____ RECORDS TO PROCESS
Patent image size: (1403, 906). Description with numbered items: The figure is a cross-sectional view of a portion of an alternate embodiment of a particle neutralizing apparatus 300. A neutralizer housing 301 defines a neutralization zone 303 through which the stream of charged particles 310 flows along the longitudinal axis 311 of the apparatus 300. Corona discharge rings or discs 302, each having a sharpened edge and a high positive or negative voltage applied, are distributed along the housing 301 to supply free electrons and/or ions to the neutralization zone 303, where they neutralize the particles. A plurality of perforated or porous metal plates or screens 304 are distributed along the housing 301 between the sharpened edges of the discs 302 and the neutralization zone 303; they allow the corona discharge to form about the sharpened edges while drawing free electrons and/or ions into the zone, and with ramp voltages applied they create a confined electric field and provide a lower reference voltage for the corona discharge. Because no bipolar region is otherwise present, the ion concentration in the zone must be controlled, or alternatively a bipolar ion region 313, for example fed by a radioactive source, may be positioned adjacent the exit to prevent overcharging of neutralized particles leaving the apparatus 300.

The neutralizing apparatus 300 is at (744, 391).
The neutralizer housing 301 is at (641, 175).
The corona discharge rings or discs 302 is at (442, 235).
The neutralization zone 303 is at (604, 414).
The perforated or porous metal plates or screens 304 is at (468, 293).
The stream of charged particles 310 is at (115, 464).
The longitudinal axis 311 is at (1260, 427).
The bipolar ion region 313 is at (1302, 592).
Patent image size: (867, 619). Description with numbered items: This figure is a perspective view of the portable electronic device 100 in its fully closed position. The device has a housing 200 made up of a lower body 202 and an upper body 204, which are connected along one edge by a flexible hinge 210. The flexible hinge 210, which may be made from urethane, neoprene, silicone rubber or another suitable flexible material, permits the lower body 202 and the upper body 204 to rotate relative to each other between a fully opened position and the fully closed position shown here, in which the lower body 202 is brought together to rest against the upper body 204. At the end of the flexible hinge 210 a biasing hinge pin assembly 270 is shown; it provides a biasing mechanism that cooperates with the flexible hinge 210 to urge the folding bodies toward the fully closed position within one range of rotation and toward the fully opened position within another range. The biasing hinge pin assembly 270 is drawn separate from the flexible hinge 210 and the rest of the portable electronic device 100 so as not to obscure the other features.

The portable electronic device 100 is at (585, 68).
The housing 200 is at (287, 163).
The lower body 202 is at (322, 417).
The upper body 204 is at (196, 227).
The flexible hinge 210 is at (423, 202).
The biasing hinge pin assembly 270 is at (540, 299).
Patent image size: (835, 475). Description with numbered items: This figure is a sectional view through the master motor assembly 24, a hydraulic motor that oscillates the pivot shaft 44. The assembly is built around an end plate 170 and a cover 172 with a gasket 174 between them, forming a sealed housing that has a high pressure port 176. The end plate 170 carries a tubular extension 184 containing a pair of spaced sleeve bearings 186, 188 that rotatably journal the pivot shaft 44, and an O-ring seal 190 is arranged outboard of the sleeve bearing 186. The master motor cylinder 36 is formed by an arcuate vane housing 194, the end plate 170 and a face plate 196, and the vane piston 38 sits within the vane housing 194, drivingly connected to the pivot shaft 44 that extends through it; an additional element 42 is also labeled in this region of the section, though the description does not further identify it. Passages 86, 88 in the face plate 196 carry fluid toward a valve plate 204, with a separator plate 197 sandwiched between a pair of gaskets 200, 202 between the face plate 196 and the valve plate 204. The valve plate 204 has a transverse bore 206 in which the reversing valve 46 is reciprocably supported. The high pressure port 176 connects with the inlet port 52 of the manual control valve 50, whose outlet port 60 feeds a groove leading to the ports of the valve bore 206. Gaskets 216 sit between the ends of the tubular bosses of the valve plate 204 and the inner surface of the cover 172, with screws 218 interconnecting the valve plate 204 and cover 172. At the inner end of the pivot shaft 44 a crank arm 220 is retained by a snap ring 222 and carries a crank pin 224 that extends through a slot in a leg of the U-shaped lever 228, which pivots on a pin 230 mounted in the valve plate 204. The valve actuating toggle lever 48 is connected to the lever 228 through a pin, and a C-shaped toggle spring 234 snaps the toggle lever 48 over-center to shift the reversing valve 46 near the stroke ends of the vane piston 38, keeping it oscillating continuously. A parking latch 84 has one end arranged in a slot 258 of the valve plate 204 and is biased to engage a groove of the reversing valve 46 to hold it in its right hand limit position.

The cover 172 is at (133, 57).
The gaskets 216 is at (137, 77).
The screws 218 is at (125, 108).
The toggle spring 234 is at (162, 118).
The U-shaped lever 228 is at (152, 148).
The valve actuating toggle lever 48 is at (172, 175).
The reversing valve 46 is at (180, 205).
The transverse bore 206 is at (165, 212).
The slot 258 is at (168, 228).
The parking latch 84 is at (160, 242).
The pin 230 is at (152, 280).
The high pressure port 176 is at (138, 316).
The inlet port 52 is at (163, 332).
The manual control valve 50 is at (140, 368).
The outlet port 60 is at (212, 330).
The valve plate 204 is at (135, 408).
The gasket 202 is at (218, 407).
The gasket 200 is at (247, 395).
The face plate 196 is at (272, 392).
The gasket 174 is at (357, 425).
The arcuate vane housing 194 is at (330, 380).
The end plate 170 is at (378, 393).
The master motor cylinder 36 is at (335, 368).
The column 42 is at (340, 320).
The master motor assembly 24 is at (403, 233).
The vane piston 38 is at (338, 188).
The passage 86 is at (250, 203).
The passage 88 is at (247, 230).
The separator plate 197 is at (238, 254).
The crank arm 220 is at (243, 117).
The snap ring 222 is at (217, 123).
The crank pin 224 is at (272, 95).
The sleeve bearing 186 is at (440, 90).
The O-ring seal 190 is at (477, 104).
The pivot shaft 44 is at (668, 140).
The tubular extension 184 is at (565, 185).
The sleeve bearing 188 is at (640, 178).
________
(AIM) Update the rows above by changing every "Description with numbered items" to "Numbered description". Leave all other text unchanged.

(ANSWER TO THE PROBLEM)
Patent image size: (1403, 906). Numbered description: The figure is a cross-sectional view of a portion of an alternate embodiment of a particle neutralizing apparatus 300. A neutralizer housing 301 defines a neutralization zone 303 through which the stream of charged particles 310 flows along the longitudinal axis 311 of the apparatus 300. Corona discharge rings or discs 302, each having a sharpened edge and a high positive or negative voltage applied, are distributed along the housing 301 to supply free electrons and/or ions to the neutralization zone 303, where they neutralize the particles. A plurality of perforated or porous metal plates or screens 304 are distributed along the housing 301 between the sharpened edges of the discs 302 and the neutralization zone 303; they allow the corona discharge to form about the sharpened edges while drawing free electrons and/or ions into the zone, and with ramp voltages applied they create a confined electric field and provide a lower reference voltage for the corona discharge. Because no bipolar region is otherwise present, the ion concentration in the zone must be controlled, or alternatively a bipolar ion region 313, for example fed by a radioactive source, may be positioned adjacent the exit to prevent overcharging of neutralized particles leaving the apparatus 300.

The neutralizing apparatus 300 is at (744, 391).
The neutralizer housing 301 is at (641, 175).
The corona discharge rings or discs 302 is at (442, 235).
The neutralization zone 303 is at (604, 414).
The perforated or porous metal plates or screens 304 is at (468, 293).
The stream of charged particles 310 is at (115, 464).
The longitudinal axis 311 is at (1260, 427).
The bipolar ion region 313 is at (1302, 592).
Patent image size: (867, 619). Numbered description: This figure is a perspective view of the portable electronic device 100 in its fully closed position. The device has a housing 200 made up of a lower body 202 and an upper body 204, which are connected along one edge by a flexible hinge 210. The flexible hinge 210, which may be made from urethane, neoprene, silicone rubber or another suitable flexible material, permits the lower body 202 and the upper body 204 to rotate relative to each other between a fully opened position and the fully closed position shown here, in which the lower body 202 is brought together to rest against the upper body 204. At the end of the flexible hinge 210 a biasing hinge pin assembly 270 is shown; it provides a biasing mechanism that cooperates with the flexible hinge 210 to urge the folding bodies toward the fully closed position within one range of rotation and toward the fully opened position within another range. The biasing hinge pin assembly 270 is drawn separate from the flexible hinge 210 and the rest of the portable electronic device 100 so as not to obscure the other features.

The portable electronic device 100 is at (585, 68).
The housing 200 is at (287, 163).
The lower body 202 is at (322, 417).
The upper body 204 is at (196, 227).
The flexible hinge 210 is at (423, 202).
The biasing hinge pin assembly 270 is at (540, 299).
Patent image size: (835, 475). Numbered description: This figure is a sectional view through the master motor assembly 24, a hydraulic motor that oscillates the pivot shaft 44. The assembly is built around an end plate 170 and a cover 172 with a gasket 174 between them, forming a sealed housing that has a high pressure port 176. The end plate 170 carries a tubular extension 184 containing a pair of spaced sleeve bearings 186, 188 that rotatably journal the pivot shaft 44, and an O-ring seal 190 is arranged outboard of the sleeve bearing 186. The master motor cylinder 36 is formed by an arcuate vane housing 194, the end plate 170 and a face plate 196, and the vane piston 38 sits within the vane housing 194, drivingly connected to the pivot shaft 44 that extends through it; an additional element 42 is also labeled in this region of the section, though the description does not further identify it. Passages 86, 88 in the face plate 196 carry fluid toward a valve plate 204, with a separator plate 197 sandwiched between a pair of gaskets 200, 202 between the face plate 196 and the valve plate 204. The valve plate 204 has a transverse bore 206 in which the reversing valve 46 is reciprocably supported. The high pressure port 176 connects with the inlet port 52 of the manual control valve 50, whose outlet port 60 feeds a groove leading to the ports of the valve bore 206. Gaskets 216 sit between the ends of the tubular bosses of the valve plate 204 and the inner surface of the cover 172, with screws 218 interconnecting the valve plate 204 and cover 172. At the inner end of the pivot shaft 44 a crank arm 220 is retained by a snap ring 222 and carries a crank pin 224 that extends through a slot in a leg of the U-shaped lever 228, which pivots on a pin 230 mounted in the valve plate 204. The valve actuating toggle lever 48 is connected to the lever 228 through a pin, and a C-shaped toggle spring 234 snaps the toggle lever 48 over-center to shift the reversing valve 46 near the stroke ends of the vane piston 38, keeping it oscillating continuously. A parking latch 84 has one end arranged in a slot 258 of the valve plate 204 and is biased to engage a groove of the reversing valve 46 to hold it in its right hand limit position.

The cover 172 is at (133, 57).
The gaskets 216 is at (137, 77).
The screws 218 is at (125, 108).
The toggle spring 234 is at (162, 118).
The U-shaped lever 228 is at (152, 148).
The valve actuating toggle lever 48 is at (172, 175).
The reversing valve 46 is at (180, 205).
The transverse bore 206 is at (165, 212).
The slot 258 is at (168, 228).
The parking latch 84 is at (160, 242).
The pin 230 is at (152, 280).
The high pressure port 176 is at (138, 316).
The inlet port 52 is at (163, 332).
The manual control valve 50 is at (140, 368).
The outlet port 60 is at (212, 330).
The valve plate 204 is at (135, 408).
The gasket 202 is at (218, 407).
The gasket 200 is at (247, 395).
The face plate 196 is at (272, 392).
The gasket 174 is at (357, 425).
The arcuate vane housing 194 is at (330, 380).
The end plate 170 is at (378, 393).
The master motor cylinder 36 is at (335, 368).
The column 42 is at (340, 320).
The master motor assembly 24 is at (403, 233).
The vane piston 38 is at (338, 188).
The passage 86 is at (250, 203).
The passage 88 is at (247, 230).
The separator plate 197 is at (238, 254).
The crank arm 220 is at (243, 117).
The snap ring 222 is at (217, 123).
The crank pin 224 is at (272, 95).
The sleeve bearing 186 is at (440, 90).
The O-ring seal 190 is at (477, 104).
The pivot shaft 44 is at (668, 140).
The tubular extension 184 is at (565, 185).
The sleeve bearing 188 is at (640, 178).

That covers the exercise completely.